START EXTRACTED MATERIAL
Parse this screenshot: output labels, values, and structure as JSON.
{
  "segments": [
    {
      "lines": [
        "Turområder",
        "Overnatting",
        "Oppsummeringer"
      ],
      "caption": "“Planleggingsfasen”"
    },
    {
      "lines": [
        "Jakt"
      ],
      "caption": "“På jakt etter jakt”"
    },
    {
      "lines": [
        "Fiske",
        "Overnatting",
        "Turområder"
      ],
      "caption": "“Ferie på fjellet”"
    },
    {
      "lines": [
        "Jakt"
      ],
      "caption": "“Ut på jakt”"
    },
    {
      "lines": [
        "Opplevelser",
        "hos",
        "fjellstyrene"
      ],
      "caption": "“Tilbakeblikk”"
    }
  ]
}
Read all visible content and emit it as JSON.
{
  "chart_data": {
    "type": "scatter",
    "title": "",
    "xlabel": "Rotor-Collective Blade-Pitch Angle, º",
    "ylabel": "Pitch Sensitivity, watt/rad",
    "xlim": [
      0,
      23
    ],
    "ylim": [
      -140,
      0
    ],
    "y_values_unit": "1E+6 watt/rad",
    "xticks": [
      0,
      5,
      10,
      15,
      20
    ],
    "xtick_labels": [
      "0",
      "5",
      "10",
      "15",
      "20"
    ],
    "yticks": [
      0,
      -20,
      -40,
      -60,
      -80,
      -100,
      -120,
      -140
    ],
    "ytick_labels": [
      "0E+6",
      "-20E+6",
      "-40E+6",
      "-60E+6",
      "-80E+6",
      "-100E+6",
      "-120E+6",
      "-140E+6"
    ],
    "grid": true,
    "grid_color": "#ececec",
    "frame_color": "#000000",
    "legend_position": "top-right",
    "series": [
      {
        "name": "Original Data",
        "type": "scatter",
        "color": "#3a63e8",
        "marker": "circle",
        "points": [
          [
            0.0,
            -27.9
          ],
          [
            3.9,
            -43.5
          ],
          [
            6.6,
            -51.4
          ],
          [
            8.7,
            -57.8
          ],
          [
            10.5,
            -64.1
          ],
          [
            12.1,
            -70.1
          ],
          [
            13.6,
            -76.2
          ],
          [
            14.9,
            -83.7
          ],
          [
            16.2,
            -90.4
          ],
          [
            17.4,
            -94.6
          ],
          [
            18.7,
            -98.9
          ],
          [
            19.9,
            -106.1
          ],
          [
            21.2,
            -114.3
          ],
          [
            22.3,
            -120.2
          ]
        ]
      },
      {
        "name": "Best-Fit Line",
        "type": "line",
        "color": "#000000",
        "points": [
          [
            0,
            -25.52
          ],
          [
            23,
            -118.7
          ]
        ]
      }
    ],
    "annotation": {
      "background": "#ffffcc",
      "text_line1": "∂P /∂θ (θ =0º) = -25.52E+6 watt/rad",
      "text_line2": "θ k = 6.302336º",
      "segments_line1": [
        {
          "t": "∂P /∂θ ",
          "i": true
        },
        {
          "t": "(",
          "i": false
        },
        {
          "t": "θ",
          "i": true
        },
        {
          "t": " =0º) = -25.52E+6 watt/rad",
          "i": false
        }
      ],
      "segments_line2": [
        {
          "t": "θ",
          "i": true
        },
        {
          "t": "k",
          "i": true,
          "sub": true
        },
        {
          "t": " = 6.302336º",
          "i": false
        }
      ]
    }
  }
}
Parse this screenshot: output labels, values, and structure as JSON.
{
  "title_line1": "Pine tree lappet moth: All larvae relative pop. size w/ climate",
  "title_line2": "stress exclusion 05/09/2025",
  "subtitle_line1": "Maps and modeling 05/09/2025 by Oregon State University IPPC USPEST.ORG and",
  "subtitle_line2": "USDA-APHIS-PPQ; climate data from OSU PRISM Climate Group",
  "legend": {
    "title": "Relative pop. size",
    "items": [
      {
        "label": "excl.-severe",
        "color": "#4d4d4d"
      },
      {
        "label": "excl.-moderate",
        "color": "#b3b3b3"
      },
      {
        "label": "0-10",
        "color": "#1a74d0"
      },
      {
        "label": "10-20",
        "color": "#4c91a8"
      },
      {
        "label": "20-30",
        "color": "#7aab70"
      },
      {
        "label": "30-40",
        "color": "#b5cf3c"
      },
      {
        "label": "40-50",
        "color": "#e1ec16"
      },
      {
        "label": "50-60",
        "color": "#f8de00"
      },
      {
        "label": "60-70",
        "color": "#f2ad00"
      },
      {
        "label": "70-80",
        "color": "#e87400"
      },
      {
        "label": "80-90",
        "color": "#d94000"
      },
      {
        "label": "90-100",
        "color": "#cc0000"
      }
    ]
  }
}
END EXTRACTED MATERIAL
• **SHORT PROBLEM**
Extract each entry in full and write it down exactly.

• **RIGHT ANSWER**
Parse this screenshot: output labels, values, and structure as JSON.
{
  "segments": [
    {
      "lines": [
        "Turområder",
        "Overnatting",
        "Oppsummeringer"
      ],
      "caption": "“Planleggingsfasen”"
    },
    {
      "lines": [
        "Jakt"
      ],
      "caption": "“På jakt etter jakt”"
    },
    {
      "lines": [
        "Fiske",
        "Overnatting",
        "Turområder"
      ],
      "caption": "“Ferie på fjellet”"
    },
    {
      "lines": [
        "Jakt"
      ],
      "caption": "“Ut på jakt”"
    },
    {
      "lines": [
        "Opplevelser",
        "hos",
        "fjellstyrene"
      ],
      "caption": "“Tilbakeblikk”"
    }
  ]
}
Read all visible content and emit it as JSON.
{
  "chart_data": {
    "type": "scatter",
    "title": "",
    "xlabel": "Rotor-Collective Blade-Pitch Angle, º",
    "ylabel": "Pitch Sensitivity, watt/rad",
    "xlim": [
      0,
      23
    ],
    "ylim": [
      -140,
      0
    ],
    "y_values_unit": "1E+6 watt/rad",
    "xticks": [
      0,
      5,
      10,
      15,
      20
    ],
    "xtick_labels": [
      "0",
      "5",
      "10",
      "15",
      "20"
    ],
    "yticks": [
      0,
      -20,
      -40,
      -60,
      -80,
      -100,
      -120,
      -140
    ],
    "ytick_labels": [
      "0E+6",
      "-20E+6",
      "-40E+6",
      "-60E+6",
      "-80E+6",
      "-100E+6",
      "-120E+6",
      "-140E+6"
    ],
    "grid": true,
    "grid_color": "#ececec",
    "frame_color": "#000000",
    "legend_position": "top-right",
    "series": [
      {
        "name": "Original Data",
        "type": "scatter",
        "color": "#3a63e8",
        "marker": "circle",
        "points": [
          [
            0.0,
            -27.9
          ],
          [
            3.9,
            -43.5
          ],
          [
            6.6,
            -51.4
          ],
          [
            8.7,
            -57.8
          ],
          [
            10.5,
            -64.1
          ],
          [
            12.1,
            -70.1
          ],
          [
            13.6,
            -76.2
          ],
          [
            14.9,
            -83.7
          ],
          [
            16.2,
            -90.4
          ],
          [
            17.4,
            -94.6
          ],
          [
            18.7,
            -98.9
          ],
          [
            19.9,
            -106.1
          ],
          [
            21.2,
            -114.3
          ],
          [
            22.3,
            -120.2
          ]
        ]
      },
      {
        "name": "Best-Fit Line",
        "type": "line",
        "color": "#000000",
        "points": [
          [
            0,
            -25.52
          ],
          [
            23,
            -118.7
          ]
        ]
      }
    ],
    "annotation": {
      "background": "#ffffcc",
      "text_line1": "∂P /∂θ (θ =0º) = -25.52E+6 watt/rad",
      "text_line2": "θ k = 6.302336º",
      "segments_line1": [
        {
          "t": "∂P /∂θ ",
          "i": true
        },
        {
          "t": "(",
          "i": false
        },
        {
          "t": "θ",
          "i": true
        },
        {
          "t": " =0º) = -25.52E+6 watt/rad",
          "i": false
        }
      ],
      "segments_line2": [
        {
          "t": "θ",
          "i": true
        },
        {
          "t": "k",
          "i": true,
          "sub": true
        },
        {
          "t": " = 6.302336º",
          "i": false
        }
      ]
    }
  }
}
Parse this screenshot: output labels, values, and structure as JSON.
{
  "title_line1": "Pine tree lappet moth: All larvae relative pop. size w/ climate",
  "title_line2": "stress exclusion 05/09/2025",
  "subtitle_line1": "Maps and modeling 05/09/2025 by Oregon State University IPPC USPEST.ORG and",
  "subtitle_line2": "USDA-APHIS-PPQ; climate data from OSU PRISM Climate Group",
  "legend": {
    "title": "Relative pop. size",
    "items": [
      {
        "label": "excl.-severe",
        "color": "#4d4d4d"
      },
      {
        "label": "excl.-moderate",
        "color": "#b3b3b3"
      },
      {
        "label": "0-10",
        "color": "#1a74d0"
      },
      {
        "label": "10-20",
        "color": "#4c91a8"
      },
      {
        "label": "20-30",
        "color": "#7aab70"
      },
      {
        "label": "30-40",
        "color": "#b5cf3c"
      },
      {
        "label": "40-50",
        "color": "#e1ec16"
      },
      {
        "label": "50-60",
        "color": "#f8de00"
      },
      {
        "label": "60-70",
        "color": "#f2ad00"
      },
      {
        "label": "70-80",
        "color": "#e87400"
      },
      {
        "label": "80-90",
        "color": "#d94000"
      },
      {
        "label": "90-100",
        "color": "#cc0000"
      }
    ]
  }
}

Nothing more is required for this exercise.